### DIRECTIVE
Would you retype all of these records exactly?

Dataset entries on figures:
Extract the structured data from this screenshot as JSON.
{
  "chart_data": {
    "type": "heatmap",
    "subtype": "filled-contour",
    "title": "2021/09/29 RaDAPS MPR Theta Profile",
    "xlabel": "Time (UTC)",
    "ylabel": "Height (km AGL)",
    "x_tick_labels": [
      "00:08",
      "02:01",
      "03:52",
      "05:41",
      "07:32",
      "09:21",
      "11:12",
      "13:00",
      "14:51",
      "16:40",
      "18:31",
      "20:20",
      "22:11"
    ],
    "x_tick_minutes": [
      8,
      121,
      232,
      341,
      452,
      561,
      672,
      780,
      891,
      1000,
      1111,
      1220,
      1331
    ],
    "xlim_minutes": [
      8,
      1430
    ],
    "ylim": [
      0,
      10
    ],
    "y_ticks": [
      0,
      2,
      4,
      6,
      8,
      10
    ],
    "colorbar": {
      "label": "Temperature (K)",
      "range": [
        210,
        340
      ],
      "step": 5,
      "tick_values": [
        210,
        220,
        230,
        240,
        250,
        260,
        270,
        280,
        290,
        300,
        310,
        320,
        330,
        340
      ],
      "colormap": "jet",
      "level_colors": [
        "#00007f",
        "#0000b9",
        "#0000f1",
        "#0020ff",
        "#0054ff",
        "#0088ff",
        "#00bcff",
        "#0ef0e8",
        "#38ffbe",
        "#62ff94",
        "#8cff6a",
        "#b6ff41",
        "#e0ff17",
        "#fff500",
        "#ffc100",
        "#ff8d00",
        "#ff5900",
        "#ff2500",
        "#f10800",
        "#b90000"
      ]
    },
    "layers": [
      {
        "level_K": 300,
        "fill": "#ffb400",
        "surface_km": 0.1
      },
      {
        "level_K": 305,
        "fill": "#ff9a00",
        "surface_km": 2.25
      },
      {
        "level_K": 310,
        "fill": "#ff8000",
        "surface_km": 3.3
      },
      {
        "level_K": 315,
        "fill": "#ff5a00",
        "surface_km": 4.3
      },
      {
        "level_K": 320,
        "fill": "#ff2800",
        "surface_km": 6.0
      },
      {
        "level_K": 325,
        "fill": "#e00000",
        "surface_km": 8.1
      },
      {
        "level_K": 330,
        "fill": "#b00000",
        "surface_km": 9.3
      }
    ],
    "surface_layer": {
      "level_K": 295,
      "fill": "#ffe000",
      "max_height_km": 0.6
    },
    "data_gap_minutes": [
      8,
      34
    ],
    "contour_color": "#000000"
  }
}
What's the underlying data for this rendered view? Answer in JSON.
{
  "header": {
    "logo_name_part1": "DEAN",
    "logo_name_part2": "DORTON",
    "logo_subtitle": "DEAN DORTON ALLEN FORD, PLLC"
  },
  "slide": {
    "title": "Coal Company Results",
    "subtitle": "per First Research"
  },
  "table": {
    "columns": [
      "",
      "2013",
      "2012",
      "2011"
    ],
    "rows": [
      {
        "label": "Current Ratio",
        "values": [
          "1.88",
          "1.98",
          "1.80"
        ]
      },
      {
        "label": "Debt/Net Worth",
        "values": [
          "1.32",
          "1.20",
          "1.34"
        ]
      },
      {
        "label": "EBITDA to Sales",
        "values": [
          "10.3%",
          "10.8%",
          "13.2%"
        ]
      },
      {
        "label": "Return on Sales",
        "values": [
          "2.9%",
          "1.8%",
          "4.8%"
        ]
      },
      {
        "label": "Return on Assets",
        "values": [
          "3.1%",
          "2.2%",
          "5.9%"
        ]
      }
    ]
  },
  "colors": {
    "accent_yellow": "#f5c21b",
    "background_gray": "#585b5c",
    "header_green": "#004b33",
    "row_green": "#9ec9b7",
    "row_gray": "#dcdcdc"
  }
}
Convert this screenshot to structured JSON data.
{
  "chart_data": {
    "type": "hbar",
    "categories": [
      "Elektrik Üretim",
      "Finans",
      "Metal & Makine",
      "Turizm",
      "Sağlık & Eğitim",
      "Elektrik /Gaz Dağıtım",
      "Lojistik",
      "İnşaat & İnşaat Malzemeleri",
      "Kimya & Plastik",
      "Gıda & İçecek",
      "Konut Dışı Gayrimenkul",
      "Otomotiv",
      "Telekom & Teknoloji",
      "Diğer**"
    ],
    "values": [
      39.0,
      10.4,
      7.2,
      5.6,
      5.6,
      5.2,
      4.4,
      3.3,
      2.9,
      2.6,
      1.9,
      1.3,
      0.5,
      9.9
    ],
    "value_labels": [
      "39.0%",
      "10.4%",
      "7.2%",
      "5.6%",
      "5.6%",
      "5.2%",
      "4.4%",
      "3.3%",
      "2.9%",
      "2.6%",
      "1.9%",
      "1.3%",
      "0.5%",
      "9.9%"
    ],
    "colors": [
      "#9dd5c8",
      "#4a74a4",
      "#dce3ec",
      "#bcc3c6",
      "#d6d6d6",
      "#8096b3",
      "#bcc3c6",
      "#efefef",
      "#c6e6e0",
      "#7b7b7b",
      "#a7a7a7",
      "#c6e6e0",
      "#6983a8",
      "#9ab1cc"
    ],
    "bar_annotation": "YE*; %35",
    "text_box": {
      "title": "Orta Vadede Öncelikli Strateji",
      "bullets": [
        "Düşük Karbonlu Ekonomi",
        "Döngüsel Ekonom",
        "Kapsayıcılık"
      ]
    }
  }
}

### TASK SOLUTION
Extract the structured data from this screenshot as JSON.
{
  "chart_data": {
    "type": "heatmap",
    "subtype": "filled-contour",
    "title": "2021/09/29 RaDAPS MPR Theta Profile",
    "xlabel": "Time (UTC)",
    "ylabel": "Height (km AGL)",
    "x_tick_labels": [
      "00:08",
      "02:01",
      "03:52",
      "05:41",
      "07:32",
      "09:21",
      "11:12",
      "13:00",
      "14:51",
      "16:40",
      "18:31",
      "20:20",
      "22:11"
    ],
    "x_tick_minutes": [
      8,
      121,
      232,
      341,
      452,
      561,
      672,
      780,
      891,
      1000,
      1111,
      1220,
      1331
    ],
    "xlim_minutes": [
      8,
      1430
    ],
    "ylim": [
      0,
      10
    ],
    "y_ticks": [
      0,
      2,
      4,
      6,
      8,
      10
    ],
    "colorbar": {
      "label": "Temperature (K)",
      "range": [
        210,
        340
      ],
      "step": 5,
      "tick_values": [
        210,
        220,
        230,
        240,
        250,
        260,
        270,
        280,
        290,
        300,
        310,
        320,
        330,
        340
      ],
      "colormap": "jet",
      "level_colors": [
        "#00007f",
        "#0000b9",
        "#0000f1",
        "#0020ff",
        "#0054ff",
        "#0088ff",
        "#00bcff",
        "#0ef0e8",
        "#38ffbe",
        "#62ff94",
        "#8cff6a",
        "#b6ff41",
        "#e0ff17",
        "#fff500",
        "#ffc100",
        "#ff8d00",
        "#ff5900",
        "#ff2500",
        "#f10800",
        "#b90000"
      ]
    },
    "layers": [
      {
        "level_K": 300,
        "fill": "#ffb400",
        "surface_km": 0.1
      },
      {
        "level_K": 305,
        "fill": "#ff9a00",
        "surface_km": 2.25
      },
      {
        "level_K": 310,
        "fill": "#ff8000",
        "surface_km": 3.3
      },
      {
        "level_K": 315,
        "fill": "#ff5a00",
        "surface_km": 4.3
      },
      {
        "level_K": 320,
        "fill": "#ff2800",
        "surface_km": 6.0
      },
      {
        "level_K": 325,
        "fill": "#e00000",
        "surface_km": 8.1
      },
      {
        "level_K": 330,
        "fill": "#b00000",
        "surface_km": 9.3
      }
    ],
    "surface_layer": {
      "level_K": 295,
      "fill": "#ffe000",
      "max_height_km": 0.6
    },
    "data_gap_minutes": [
      8,
      34
    ],
    "contour_color": "#000000"
  }
}
What's the underlying data for this rendered view? Answer in JSON.
{
  "header": {
    "logo_name_part1": "DEAN",
    "logo_name_part2": "DORTON",
    "logo_subtitle": "DEAN DORTON ALLEN FORD, PLLC"
  },
  "slide": {
    "title": "Coal Company Results",
    "subtitle": "per First Research"
  },
  "table": {
    "columns": [
      "",
      "2013",
      "2012",
      "2011"
    ],
    "rows": [
      {
        "label": "Current Ratio",
        "values": [
          "1.88",
          "1.98",
          "1.80"
        ]
      },
      {
        "label": "Debt/Net Worth",
        "values": [
          "1.32",
          "1.20",
          "1.34"
        ]
      },
      {
        "label": "EBITDA to Sales",
        "values": [
          "10.3%",
          "10.8%",
          "13.2%"
        ]
      },
      {
        "label": "Return on Sales",
        "values": [
          "2.9%",
          "1.8%",
          "4.8%"
        ]
      },
      {
        "label": "Return on Assets",
        "values": [
          "3.1%",
          "2.2%",
          "5.9%"
        ]
      }
    ]
  },
  "colors": {
    "accent_yellow": "#f5c21b",
    "background_gray": "#585b5c",
    "header_green": "#004b33",
    "row_green": "#9ec9b7",
    "row_gray": "#dcdcdc"
  }
}
Convert this screenshot to structured JSON data.
{
  "chart_data": {
    "type": "hbar",
    "categories": [
      "Elektrik Üretim",
      "Finans",
      "Metal & Makine",
      "Turizm",
      "Sağlık & Eğitim",
      "Elektrik /Gaz Dağıtım",
      "Lojistik",
      "İnşaat & İnşaat Malzemeleri",
      "Kimya & Plastik",
      "Gıda & İçecek",
      "Konut Dışı Gayrimenkul",
      "Otomotiv",
      "Telekom & Teknoloji",
      "Diğer**"
    ],
    "values": [
      39.0,
      10.4,
      7.2,
      5.6,
      5.6,
      5.2,
      4.4,
      3.3,
      2.9,
      2.6,
      1.9,
      1.3,
      0.5,
      9.9
    ],
    "value_labels": [
      "39.0%",
      "10.4%",
      "7.2%",
      "5.6%",
      "5.6%",
      "5.2%",
      "4.4%",
      "3.3%",
      "2.9%",
      "2.6%",
      "1.9%",
      "1.3%",
      "0.5%",
      "9.9%"
    ],
    "colors": [
      "#9dd5c8",
      "#4a74a4",
      "#dce3ec",
      "#bcc3c6",
      "#d6d6d6",
      "#8096b3",
      "#bcc3c6",
      "#efefef",
      "#c6e6e0",
      "#7b7b7b",
      "#a7a7a7",
      "#c6e6e0",
      "#6983a8",
      "#9ab1cc"
    ],
    "bar_annotation": "YE*; %35",
    "text_box": {
      "title": "Orta Vadede Öncelikli Strateji",
      "bullets": [
        "Düşük Karbonlu Ekonomi",
        "Döngüsel Ekonom",
        "Kapsayıcılık"
      ]
    }
  }
}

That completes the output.